Collect each line containing "Allah".

-- BEGIN --

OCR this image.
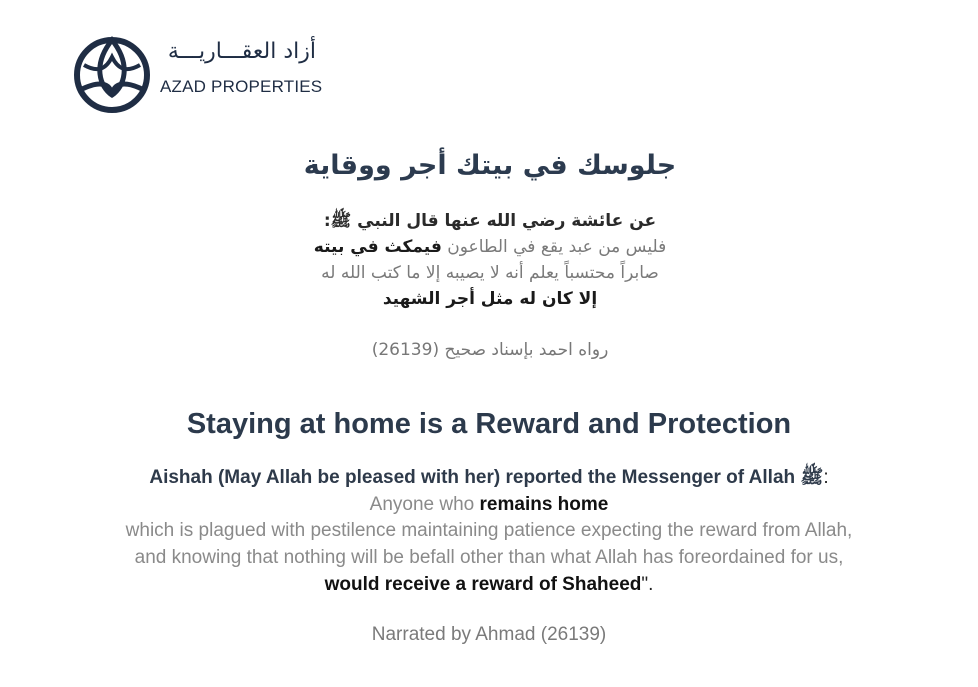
أزاد العقـــاريـــة
AZAD PROPERTIES
جلوسك في بيتك أجر ووقاية
عن عائشة رضي الله عنها قال النبي ﷺ:
فليس من عبد يقع في الطاعون فيمكث في بيته
صابراً محتسباً يعلم أنه لا يصيبه إلا ما كتب الله له
إلا كان له مثل أجر الشهيد
رواه احمد بإسناد صحيح (26139)
Staying at home is a Reward and Protection
Aishah (May Allah be pleased with her) reported the Messenger of Allah ﷺ:
Anyone who remains home
which is plagued with pestilence maintaining patience expecting the reward from Allah,
and knowing that nothing will be befall other than what Allah has foreordained for us,
would receive a reward of Shaheed".
Narrated by Ahmad (26139)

-- END --

**Result of the exercise**
Aishah (May Allah be pleased with her) reported the Messenger of Allah ﷺ:
which is plagued with pestilence maintaining patience expecting the reward from Allah,
and knowing that nothing will be befall other than what Allah has foreordained for us,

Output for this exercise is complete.